Written problem:
In this exercise, reproduce all the entries that follow exactly.

Record extracts:
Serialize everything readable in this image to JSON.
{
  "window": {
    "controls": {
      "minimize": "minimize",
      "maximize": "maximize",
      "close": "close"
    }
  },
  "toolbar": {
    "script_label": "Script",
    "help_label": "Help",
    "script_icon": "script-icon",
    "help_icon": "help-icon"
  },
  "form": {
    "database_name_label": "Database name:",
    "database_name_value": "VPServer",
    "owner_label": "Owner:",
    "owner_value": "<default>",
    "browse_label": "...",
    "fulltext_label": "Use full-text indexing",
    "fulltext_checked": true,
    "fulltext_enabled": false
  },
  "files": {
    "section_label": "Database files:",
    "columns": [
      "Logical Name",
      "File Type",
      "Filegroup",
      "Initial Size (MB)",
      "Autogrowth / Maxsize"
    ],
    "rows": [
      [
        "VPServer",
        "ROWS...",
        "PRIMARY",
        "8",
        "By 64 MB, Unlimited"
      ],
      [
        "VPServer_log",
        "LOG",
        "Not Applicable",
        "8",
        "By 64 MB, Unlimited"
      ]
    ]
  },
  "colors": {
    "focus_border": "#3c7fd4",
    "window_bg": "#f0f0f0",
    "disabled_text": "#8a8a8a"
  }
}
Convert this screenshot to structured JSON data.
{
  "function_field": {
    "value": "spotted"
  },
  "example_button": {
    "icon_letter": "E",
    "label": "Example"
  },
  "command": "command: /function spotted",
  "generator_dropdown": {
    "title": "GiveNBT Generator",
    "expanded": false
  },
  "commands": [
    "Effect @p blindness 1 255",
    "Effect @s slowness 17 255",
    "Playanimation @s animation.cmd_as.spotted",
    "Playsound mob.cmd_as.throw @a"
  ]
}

Finished answer:
Serialize everything readable in this image to JSON.
{
  "window": {
    "controls": {
      "minimize": "minimize",
      "maximize": "maximize",
      "close": "close"
    }
  },
  "toolbar": {
    "script_label": "Script",
    "help_label": "Help",
    "script_icon": "script-icon",
    "help_icon": "help-icon"
  },
  "form": {
    "database_name_label": "Database name:",
    "database_name_value": "VPServer",
    "owner_label": "Owner:",
    "owner_value": "<default>",
    "browse_label": "...",
    "fulltext_label": "Use full-text indexing",
    "fulltext_checked": true,
    "fulltext_enabled": false
  },
  "files": {
    "section_label": "Database files:",
    "columns": [
      "Logical Name",
      "File Type",
      "Filegroup",
      "Initial Size (MB)",
      "Autogrowth / Maxsize"
    ],
    "rows": [
      [
        "VPServer",
        "ROWS...",
        "PRIMARY",
        "8",
        "By 64 MB, Unlimited"
      ],
      [
        "VPServer_log",
        "LOG",
        "Not Applicable",
        "8",
        "By 64 MB, Unlimited"
      ]
    ]
  },
  "colors": {
    "focus_border": "#3c7fd4",
    "window_bg": "#f0f0f0",
    "disabled_text": "#8a8a8a"
  }
}
Convert this screenshot to structured JSON data.
{
  "function_field": {
    "value": "spotted"
  },
  "example_button": {
    "icon_letter": "E",
    "label": "Example"
  },
  "command": "command: /function spotted",
  "generator_dropdown": {
    "title": "GiveNBT Generator",
    "expanded": false
  },
  "commands": [
    "Effect @p blindness 1 255",
    "Effect @s slowness 17 255",
    "Playanimation @s animation.cmd_as.spotted",
    "Playsound mob.cmd_as.throw @a"
  ]
}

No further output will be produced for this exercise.